### [STATED TASK]
Below are some records. Pull every line that contains the word "text".
** START GIVEN INFORMATION **
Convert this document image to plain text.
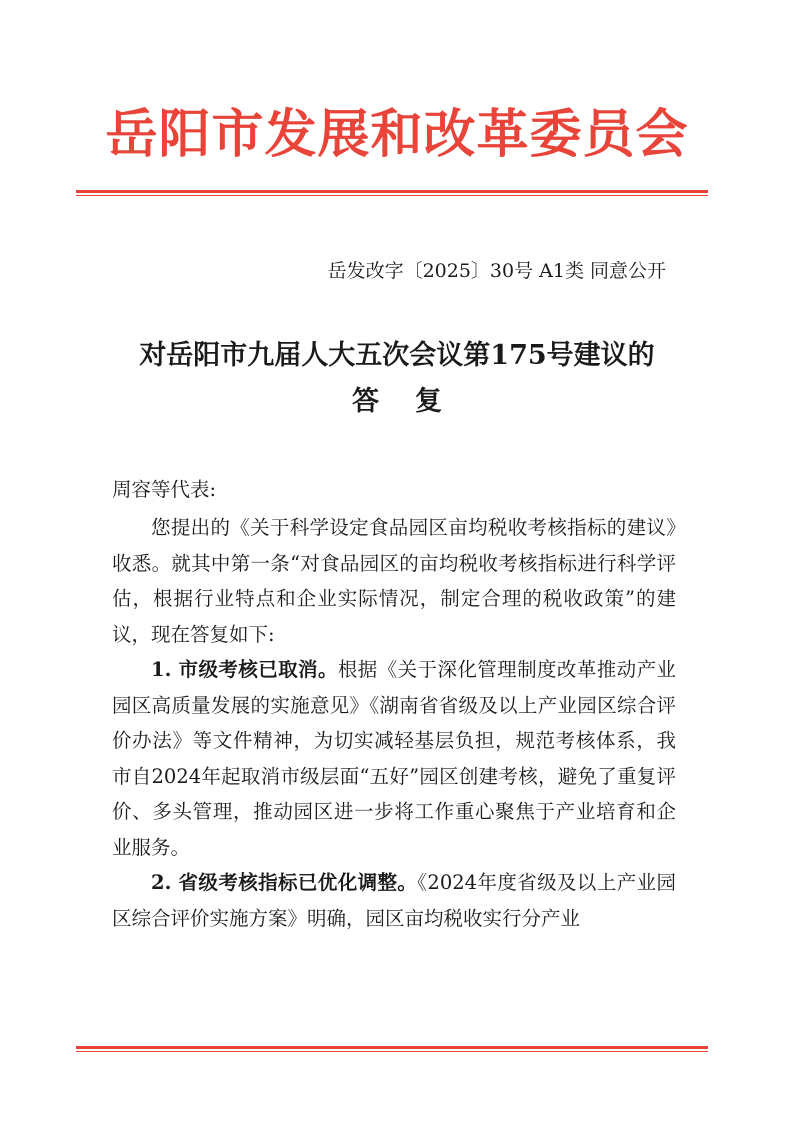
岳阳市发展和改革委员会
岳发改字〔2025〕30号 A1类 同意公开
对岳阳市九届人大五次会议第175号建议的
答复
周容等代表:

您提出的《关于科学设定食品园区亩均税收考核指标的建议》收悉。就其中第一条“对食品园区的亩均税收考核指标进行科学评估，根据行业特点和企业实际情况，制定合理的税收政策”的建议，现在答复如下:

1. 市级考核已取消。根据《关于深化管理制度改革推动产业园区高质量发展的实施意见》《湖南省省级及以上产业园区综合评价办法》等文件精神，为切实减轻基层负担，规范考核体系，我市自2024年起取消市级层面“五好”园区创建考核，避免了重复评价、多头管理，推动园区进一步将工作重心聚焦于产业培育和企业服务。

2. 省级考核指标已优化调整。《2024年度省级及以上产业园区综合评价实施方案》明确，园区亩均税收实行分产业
** END GIVEN INFORMATION **
** START GIVEN INFORMATION **
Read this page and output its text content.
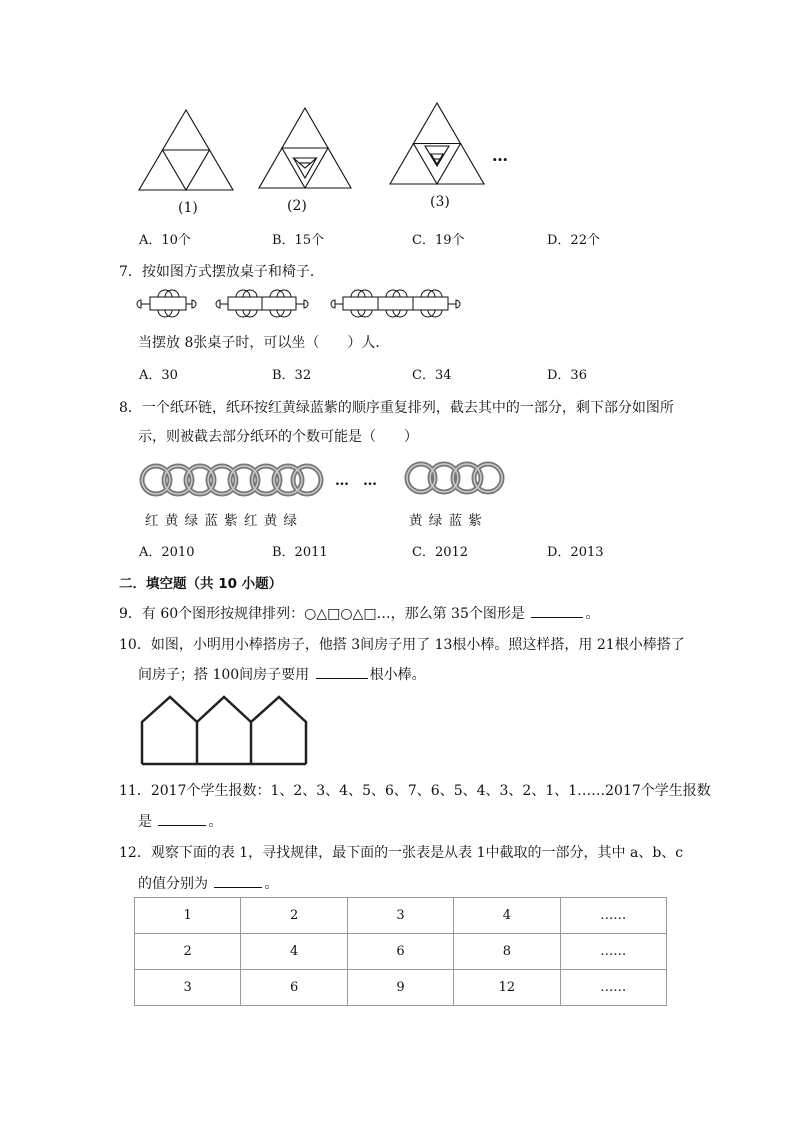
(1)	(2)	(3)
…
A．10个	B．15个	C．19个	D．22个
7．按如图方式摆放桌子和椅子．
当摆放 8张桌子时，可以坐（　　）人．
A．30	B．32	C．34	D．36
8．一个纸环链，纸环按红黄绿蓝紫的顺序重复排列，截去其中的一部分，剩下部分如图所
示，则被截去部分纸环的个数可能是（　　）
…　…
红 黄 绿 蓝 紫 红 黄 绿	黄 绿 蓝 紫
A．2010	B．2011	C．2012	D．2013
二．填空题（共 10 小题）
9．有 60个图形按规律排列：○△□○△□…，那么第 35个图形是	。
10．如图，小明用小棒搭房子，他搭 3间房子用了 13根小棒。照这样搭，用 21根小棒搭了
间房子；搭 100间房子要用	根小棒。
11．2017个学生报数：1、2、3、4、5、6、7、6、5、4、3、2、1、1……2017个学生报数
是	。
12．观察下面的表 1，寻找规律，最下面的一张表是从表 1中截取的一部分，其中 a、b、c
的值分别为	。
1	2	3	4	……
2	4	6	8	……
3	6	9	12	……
** END GIVEN INFORMATION **
### [RIGHT ANSWER]
Convert this document image to plain text.
Read this page and output its text content.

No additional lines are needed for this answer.